_TEKST DO PRZECZYTANIA_:
::::

W tym kontekście zrozumiała staje się rola fizjoterapii w leczeniu PTSD. Z jednej strony, ćwiczenia fizyczne mogą złagodzić niektóre fizjologiczne następstwa zespołu, takie jak ból mięśniowo-szkieletowy, napięcie mięśniowe czy zaburzenia krążenia. Z drugiej strony, systematyczna aktywność fizyczna ma korzystny wpływ na nasz organizm jako całość. Regularne ćwiczenia zwiększają wydzielanie endorfin, znanych jako naturalne środki przeciwbólowe i substancje nagradzające. Zmniejszają one poziom lęku, poprawiają nastrój, regulują gospodarkę hormonalną. Dodatkowo hartują nasz organizm i zwiększają jego odporność na stres.
Warto zauważyć, że nie chodzi tu tylko o typowe zajęcia na siłowni czy bieganie. Istnieje cały wachlarz metod fizjoterapeutycznych, które mogą być stosowane w leczeniu PTSD. Należą do nich między innymi joga, tai-chi, różne techniki relaksacyjne, terapia ruchem, ćwiczenia ogólnousprawniające czy masaż.
Wiele badań naukowych potwierdza skuteczność interwencji ruchowych w leczeniu PTSD. Zauważono, że osoby regularnie uprawiające aktywność fizyczną lepiej radzą sobie z objawami, takimi jak koszmary senne, pobudzenie psychoruchowe, niechęć do miejsc lub sytuacji przypominających o traumie. U pacjentów ćwiczących zmniejsza się także ryzyko rozwoju zaburzeń dodatkowych, typu depresja czy nadużywanie substancji. Co więcej, dłuższe programy ćwiczeń okazały się równie skuteczne jak tradycyjna terapia psychologiczna w redukcji objawów PTSD. Oznacza to, że fizjoterapia i aktywność ruchowa mogą stanowić wartościowe uzupełnienie innych form leczenia, a w niektórych przypadkach – być wystarczającą interwencją samą w sobie.

::::

_FRAGMENTY DANYCH_:
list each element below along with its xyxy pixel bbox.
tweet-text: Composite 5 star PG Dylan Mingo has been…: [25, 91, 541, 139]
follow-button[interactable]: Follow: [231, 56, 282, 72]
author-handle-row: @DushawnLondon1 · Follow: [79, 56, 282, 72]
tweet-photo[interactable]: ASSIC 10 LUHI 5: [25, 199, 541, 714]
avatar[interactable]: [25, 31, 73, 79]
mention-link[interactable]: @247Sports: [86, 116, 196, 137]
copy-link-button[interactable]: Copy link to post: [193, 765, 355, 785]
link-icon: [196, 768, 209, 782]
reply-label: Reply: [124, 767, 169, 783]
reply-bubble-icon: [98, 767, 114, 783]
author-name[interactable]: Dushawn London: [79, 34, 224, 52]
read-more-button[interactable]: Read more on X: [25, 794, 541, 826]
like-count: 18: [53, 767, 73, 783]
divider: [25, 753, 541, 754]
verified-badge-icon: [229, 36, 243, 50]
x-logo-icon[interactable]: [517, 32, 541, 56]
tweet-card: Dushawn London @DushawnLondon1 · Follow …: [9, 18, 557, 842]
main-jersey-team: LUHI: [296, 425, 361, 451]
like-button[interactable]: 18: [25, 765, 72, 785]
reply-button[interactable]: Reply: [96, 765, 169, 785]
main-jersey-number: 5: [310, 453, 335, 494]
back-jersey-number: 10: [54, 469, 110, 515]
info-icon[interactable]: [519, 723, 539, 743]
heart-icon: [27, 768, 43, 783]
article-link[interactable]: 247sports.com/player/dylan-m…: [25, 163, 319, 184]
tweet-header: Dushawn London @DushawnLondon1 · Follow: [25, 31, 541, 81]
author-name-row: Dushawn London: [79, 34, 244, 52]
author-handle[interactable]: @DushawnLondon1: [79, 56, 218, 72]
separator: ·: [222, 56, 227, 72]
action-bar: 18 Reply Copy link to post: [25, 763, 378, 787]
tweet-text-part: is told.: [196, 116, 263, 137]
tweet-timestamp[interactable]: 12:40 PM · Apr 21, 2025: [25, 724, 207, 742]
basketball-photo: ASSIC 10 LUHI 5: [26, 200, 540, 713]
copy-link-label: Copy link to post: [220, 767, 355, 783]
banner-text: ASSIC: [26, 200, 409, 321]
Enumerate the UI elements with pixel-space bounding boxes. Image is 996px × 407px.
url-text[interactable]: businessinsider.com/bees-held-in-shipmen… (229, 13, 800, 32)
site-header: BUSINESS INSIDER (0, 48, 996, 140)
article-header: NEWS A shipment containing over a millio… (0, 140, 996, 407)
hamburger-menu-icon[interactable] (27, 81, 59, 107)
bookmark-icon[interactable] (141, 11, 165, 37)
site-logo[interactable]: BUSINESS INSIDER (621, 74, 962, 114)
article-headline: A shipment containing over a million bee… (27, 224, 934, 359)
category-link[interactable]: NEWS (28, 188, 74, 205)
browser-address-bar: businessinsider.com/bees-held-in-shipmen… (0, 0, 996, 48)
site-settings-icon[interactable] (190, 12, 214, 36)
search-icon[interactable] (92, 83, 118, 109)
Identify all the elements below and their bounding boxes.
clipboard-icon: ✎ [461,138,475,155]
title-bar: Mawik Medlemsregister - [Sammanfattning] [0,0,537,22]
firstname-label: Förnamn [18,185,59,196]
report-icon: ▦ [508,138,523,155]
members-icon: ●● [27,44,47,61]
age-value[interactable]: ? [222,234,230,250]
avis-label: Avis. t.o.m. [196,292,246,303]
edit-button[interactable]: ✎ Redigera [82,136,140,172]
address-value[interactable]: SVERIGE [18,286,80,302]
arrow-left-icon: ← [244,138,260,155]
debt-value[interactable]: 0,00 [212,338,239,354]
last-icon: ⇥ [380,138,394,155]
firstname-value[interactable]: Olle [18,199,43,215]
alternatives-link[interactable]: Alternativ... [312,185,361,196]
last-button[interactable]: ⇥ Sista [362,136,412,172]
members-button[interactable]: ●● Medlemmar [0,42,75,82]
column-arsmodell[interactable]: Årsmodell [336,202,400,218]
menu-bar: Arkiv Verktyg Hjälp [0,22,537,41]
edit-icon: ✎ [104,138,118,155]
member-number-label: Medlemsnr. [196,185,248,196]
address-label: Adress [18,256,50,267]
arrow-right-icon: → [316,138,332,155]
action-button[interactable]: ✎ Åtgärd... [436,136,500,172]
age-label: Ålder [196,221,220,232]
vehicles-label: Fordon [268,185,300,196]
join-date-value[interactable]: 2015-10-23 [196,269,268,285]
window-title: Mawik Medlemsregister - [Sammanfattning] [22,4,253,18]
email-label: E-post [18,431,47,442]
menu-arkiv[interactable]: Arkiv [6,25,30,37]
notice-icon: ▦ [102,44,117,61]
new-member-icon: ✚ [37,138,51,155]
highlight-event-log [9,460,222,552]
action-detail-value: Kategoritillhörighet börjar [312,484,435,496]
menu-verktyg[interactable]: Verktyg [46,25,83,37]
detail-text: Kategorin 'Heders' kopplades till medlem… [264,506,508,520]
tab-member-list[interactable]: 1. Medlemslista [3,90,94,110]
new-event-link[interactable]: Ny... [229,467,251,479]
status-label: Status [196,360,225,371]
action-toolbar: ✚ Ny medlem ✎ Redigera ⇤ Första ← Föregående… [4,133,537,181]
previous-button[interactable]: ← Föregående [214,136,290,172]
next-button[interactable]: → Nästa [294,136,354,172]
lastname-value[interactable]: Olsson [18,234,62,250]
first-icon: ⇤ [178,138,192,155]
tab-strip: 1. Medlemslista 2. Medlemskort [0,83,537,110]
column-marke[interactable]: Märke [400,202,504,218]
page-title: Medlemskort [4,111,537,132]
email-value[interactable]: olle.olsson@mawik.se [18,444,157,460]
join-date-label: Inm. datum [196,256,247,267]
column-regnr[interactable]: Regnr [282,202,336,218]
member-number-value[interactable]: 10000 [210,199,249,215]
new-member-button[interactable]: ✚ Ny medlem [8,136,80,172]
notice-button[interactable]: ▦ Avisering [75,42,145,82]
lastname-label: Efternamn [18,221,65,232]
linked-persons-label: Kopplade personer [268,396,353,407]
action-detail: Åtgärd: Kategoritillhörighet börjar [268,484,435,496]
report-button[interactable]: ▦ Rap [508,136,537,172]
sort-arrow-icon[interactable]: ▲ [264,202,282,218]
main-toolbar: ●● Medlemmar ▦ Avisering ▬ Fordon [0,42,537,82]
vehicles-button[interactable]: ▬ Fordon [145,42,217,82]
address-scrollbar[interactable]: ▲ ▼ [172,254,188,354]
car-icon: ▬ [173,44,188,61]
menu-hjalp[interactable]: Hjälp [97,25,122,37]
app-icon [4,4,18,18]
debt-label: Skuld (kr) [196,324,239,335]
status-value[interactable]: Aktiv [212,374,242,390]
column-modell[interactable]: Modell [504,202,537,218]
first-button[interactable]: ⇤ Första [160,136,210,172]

::::

_POLECENIA DO ĆWICZENIA_:
1. Odpowiedz krótko na pytania do tekstu o fizjoterapii w leczeniu PTSD, a odpowiedzi oznacz tak samo jak pytania.
(a) Wydzielanie jakich substancji zwiększają regularne ćwiczenia?
(b) Jakie metody fizjoterapeutyczne stosowane w leczeniu PTSD wymienia tekst?
(c) Ryzyko rozwoju jakich zaburzeń dodatkowych zmniejsza się u pacjentów ćwiczących?
2. Przetłumacz na język angielski zdanie z tekstu o fizjoterapii w leczeniu PTSD: „Regularne ćwiczenia zwiększają wydzielanie endorfin, znanych jako naturalne środki przeciwbólowe i substancje nagradzające.”
Wiersze z danymi nie są potrzebne do wykonania zadań.

_ODPOWIEDZI DO ZADAŃ_:
1.
(a) Endorfin.
(b) Joga, tai-chi, różne techniki relaksacyjne, terapia ruchem, ćwiczenia ogólnousprawniające i masaż.
(c) Depresji i nadużywania substancji.

2. Regular exercise increases the secretion of endorphins, known as natural painkillers and reward substances.